* begin PROVIDED ENTRIES *
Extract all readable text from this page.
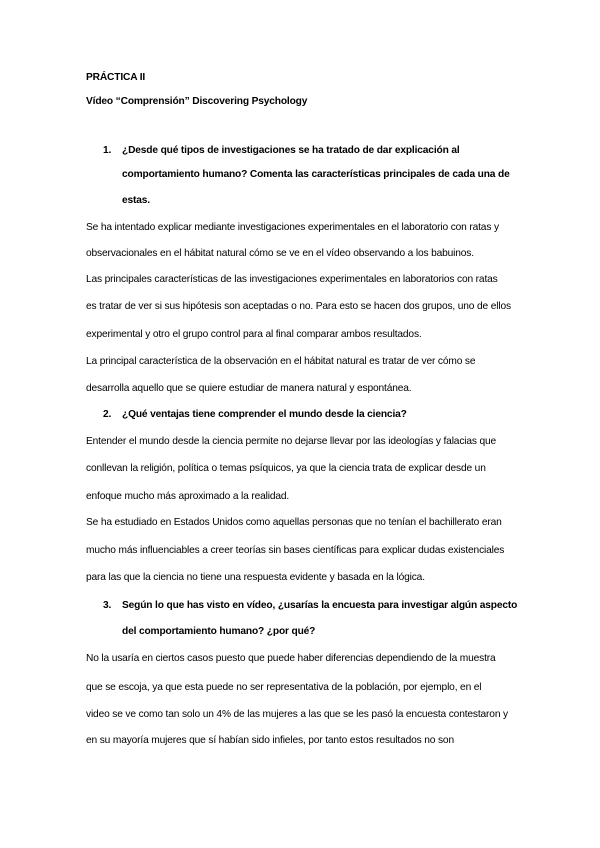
PRÁCTICA II
Vídeo “Comprensión” Discovering Psychology
1. ¿Desde qué tipos de investigaciones se ha tratado de dar explicación al
comportamiento humano? Comenta las características principales de cada una de
estas.
Se ha intentado explicar mediante investigaciones experimentales en el laboratorio con ratas y
observacionales en el hábitat natural cómo se ve en el vídeo observando a los babuinos.
Las principales características de las investigaciones experimentales en laboratorios con ratas
es tratar de ver si sus hipótesis son aceptadas o no. Para esto se hacen dos grupos, uno de ellos
experimental y otro el grupo control para al final comparar ambos resultados.
La principal característica de la observación en el hábitat natural es tratar de ver cómo se
desarrolla aquello que se quiere estudiar de manera natural y espontánea.
2. ¿Qué ventajas tiene comprender el mundo desde la ciencia?
Entender el mundo desde la ciencia permite no dejarse llevar por las ideologías y falacias que
conllevan la religión, política o temas psíquicos, ya que la ciencia trata de explicar desde un
enfoque mucho más aproximado a la realidad.
Se ha estudiado en Estados Unidos como aquellas personas que no tenían el bachillerato eran
mucho más influenciables a creer teorías sin bases científicas para explicar dudas existenciales
para las que la ciencia no tiene una respuesta evidente y basada en la lógica.
3. Según lo que has visto en vídeo, ¿usarías la encuesta para investigar algún aspecto
del comportamiento humano? ¿por qué?
No la usaría en ciertos casos puesto que puede haber diferencias dependiendo de la muestra
que se escoja, ya que esta puede no ser representativa de la población, por ejemplo, en el
video se ve como tan solo un 4% de las mujeres a las que se les pasó la encuesta contestaron y
en su mayoría mujeres que sí habían sido infieles, por tanto estos resultados no son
* end PROVIDED ENTRIES *
GIVEN EXERCISE – From the data above, copy each line that holds "mucho".

EXERCISE RESPONSE –
enfoque mucho más aproximado a la realidad.
mucho más influenciables a creer teorías sin bases científicas para explicar dudas existenciales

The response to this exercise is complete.